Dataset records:
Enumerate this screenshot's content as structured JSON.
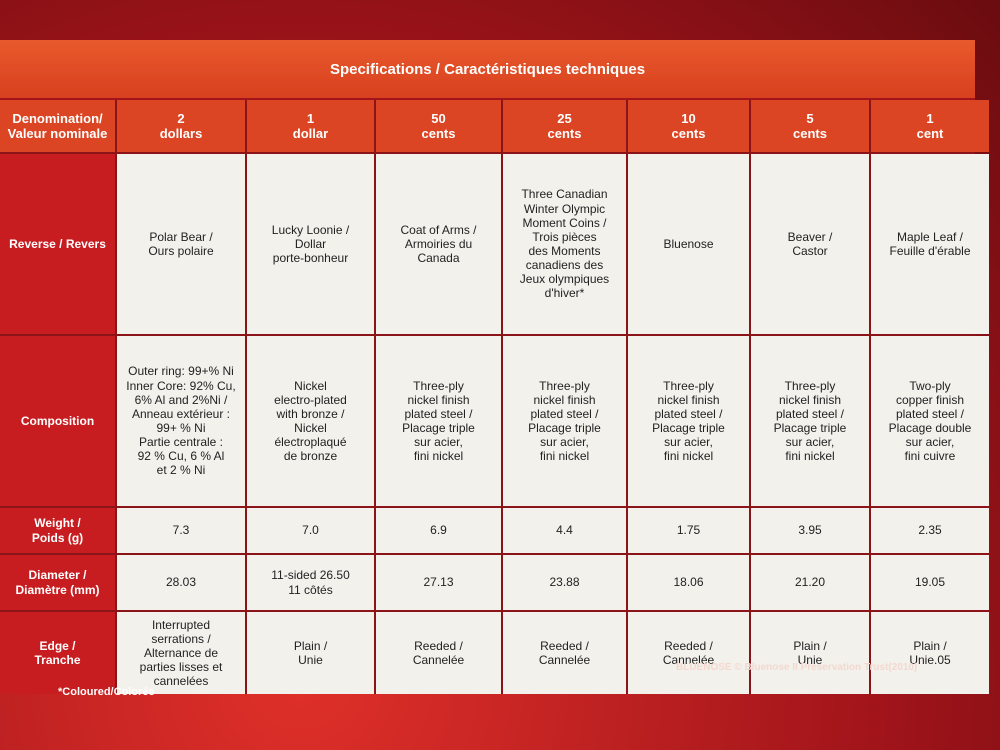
{
  "header": {
    "title": "Specifications / Caractéristiques techniques"
  },
  "table": {
    "corner": "Denomination/\nValeur nominale",
    "columns": [
      "2\ndollars",
      "1\ndollar",
      "50\ncents",
      "25\ncents",
      "10\ncents",
      "5\ncents",
      "1\ncent"
    ],
    "rows": [
      {
        "label": "Reverse / Revers",
        "cells": [
          "Polar Bear /\nOurs polaire",
          "Lucky Loonie /\nDollar\nporte-bonheur",
          "Coat of Arms /\nArmoiries du\nCanada",
          "Three Canadian\nWinter Olympic\nMoment Coins /\nTrois pièces\ndes Moments\ncanadiens des\nJeux olympiques\nd'hiver*",
          "Bluenose",
          "Beaver /\nCastor",
          "Maple Leaf /\nFeuille d'érable"
        ]
      },
      {
        "label": "Composition",
        "cells": [
          "Outer ring: 99+% Ni\nInner Core: 92% Cu,\n6% Al and 2%Ni /\nAnneau extérieur :\n99+ % Ni\nPartie centrale :\n92 % Cu, 6 % Al\net 2 % Ni",
          "Nickel\nelectro-plated\nwith bronze /\nNickel\nélectroplaqué\nde bronze",
          "Three-ply\nnickel finish\nplated steel /\nPlacage triple\nsur acier,\nfini nickel",
          "Three-ply\nnickel finish\nplated steel /\nPlacage triple\nsur acier,\nfini nickel",
          "Three-ply\nnickel finish\nplated steel /\nPlacage triple\nsur acier,\nfini nickel",
          "Three-ply\nnickel finish\nplated steel /\nPlacage triple\nsur acier,\nfini nickel",
          "Two-ply\ncopper finish\nplated steel /\nPlacage double\nsur acier,\nfini cuivre"
        ]
      },
      {
        "label": "Weight /\nPoids (g)",
        "cells": [
          "7.3",
          "7.0",
          "6.9",
          "4.4",
          "1.75",
          "3.95",
          "2.35"
        ]
      },
      {
        "label": "Diameter /\nDiamètre (mm)",
        "cells": [
          "28.03",
          "11-sided 26.50\n11 côtés",
          "27.13",
          "23.88",
          "18.06",
          "21.20",
          "19.05"
        ]
      },
      {
        "label": "Edge /\nTranche",
        "cells": [
          "Interrupted\nserrations /\nAlternance de\nparties lisses et\ncannelées",
          "Plain /\nUnie",
          "Reeded /\nCannelée",
          "Reeded /\nCannelée",
          "Reeded /\nCannelée",
          "Plain /\nUnie",
          "Plain /\nUnie.05"
        ]
      }
    ]
  },
  "footnote": "*Coloured/Colorée",
  "credit": "BLUENOSE © Bluenose II Preservation Trust(2010)"
}
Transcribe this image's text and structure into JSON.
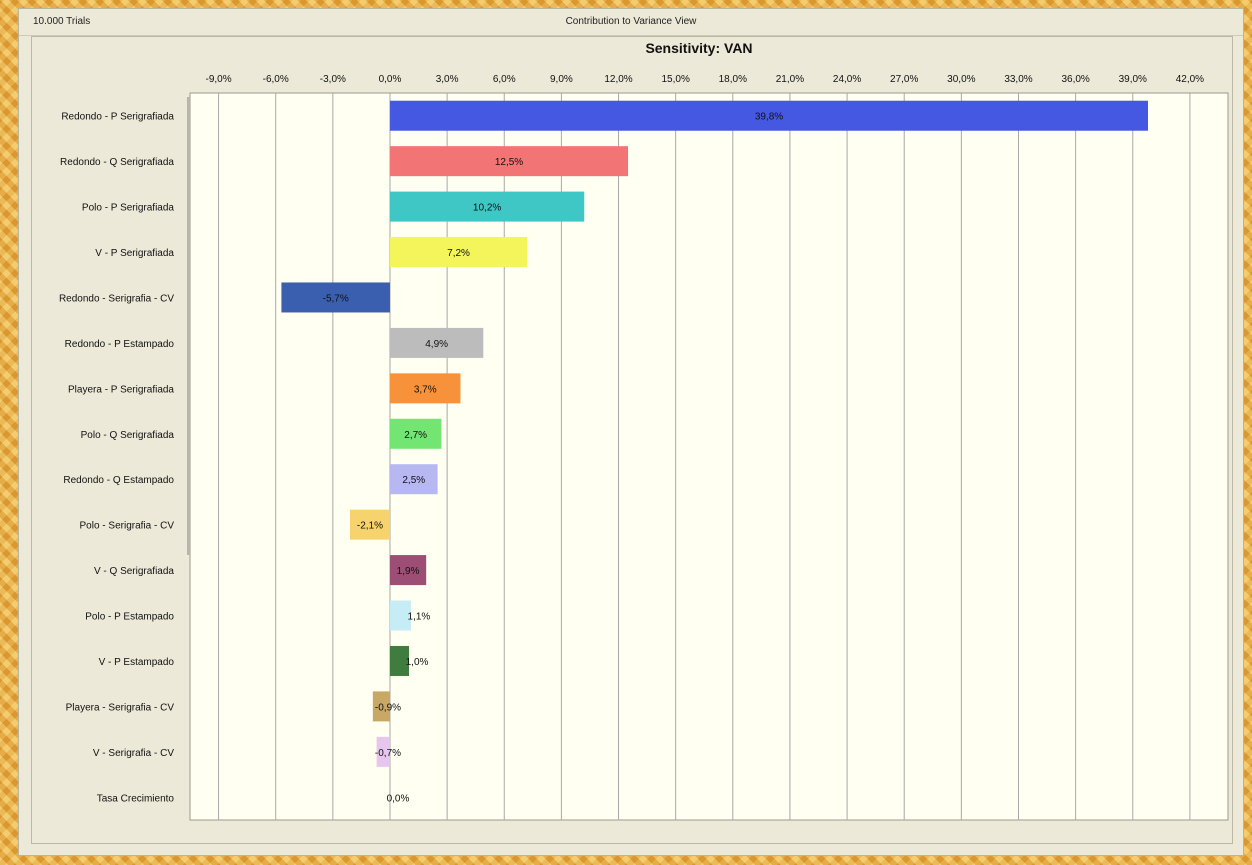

**BRIEF:**
Leave out the pictures and copy every record above exactly.

**REPLY:**
Enumerate this screenshot's content as structured JSON.
{
  "header": {
    "title": "Specifications / Caractéristiques techniques"
  },
  "table": {
    "corner": "Denomination/\nValeur nominale",
    "columns": [
      "2\ndollars",
      "1\ndollar",
      "50\ncents",
      "25\ncents",
      "10\ncents",
      "5\ncents",
      "1\ncent"
    ],
    "rows": [
      {
        "label": "Reverse / Revers",
        "cells": [
          "Polar Bear /\nOurs polaire",
          "Lucky Loonie /\nDollar\nporte-bonheur",
          "Coat of Arms /\nArmoiries du\nCanada",
          "Three Canadian\nWinter Olympic\nMoment Coins /\nTrois pièces\ndes Moments\ncanadiens des\nJeux olympiques\nd'hiver*",
          "Bluenose",
          "Beaver /\nCastor",
          "Maple Leaf /\nFeuille d'érable"
        ]
      },
      {
        "label": "Composition",
        "cells": [
          "Outer ring: 99+% Ni\nInner Core: 92% Cu,\n6% Al and 2%Ni /\nAnneau extérieur :\n99+ % Ni\nPartie centrale :\n92 % Cu, 6 % Al\net 2 % Ni",
          "Nickel\nelectro-plated\nwith bronze /\nNickel\nélectroplaqué\nde bronze",
          "Three-ply\nnickel finish\nplated steel /\nPlacage triple\nsur acier,\nfini nickel",
          "Three-ply\nnickel finish\nplated steel /\nPlacage triple\nsur acier,\nfini nickel",
          "Three-ply\nnickel finish\nplated steel /\nPlacage triple\nsur acier,\nfini nickel",
          "Three-ply\nnickel finish\nplated steel /\nPlacage triple\nsur acier,\nfini nickel",
          "Two-ply\ncopper finish\nplated steel /\nPlacage double\nsur acier,\nfini cuivre"
        ]
      },
      {
        "label": "Weight /\nPoids (g)",
        "cells": [
          "7.3",
          "7.0",
          "6.9",
          "4.4",
          "1.75",
          "3.95",
          "2.35"
        ]
      },
      {
        "label": "Diameter /\nDiamètre (mm)",
        "cells": [
          "28.03",
          "11-sided 26.50\n11 côtés",
          "27.13",
          "23.88",
          "18.06",
          "21.20",
          "19.05"
        ]
      },
      {
        "label": "Edge /\nTranche",
        "cells": [
          "Interrupted\nserrations /\nAlternance de\nparties lisses et\ncannelées",
          "Plain /\nUnie",
          "Reeded /\nCannelée",
          "Reeded /\nCannelée",
          "Reeded /\nCannelée",
          "Plain /\nUnie",
          "Plain /\nUnie.05"
        ]
      }
    ]
  },
  "footnote": "*Coloured/Colorée",
  "credit": "BLUENOSE © Bluenose II Preservation Trust(2010)"
}
Transcribe this image's text and structure into JSON.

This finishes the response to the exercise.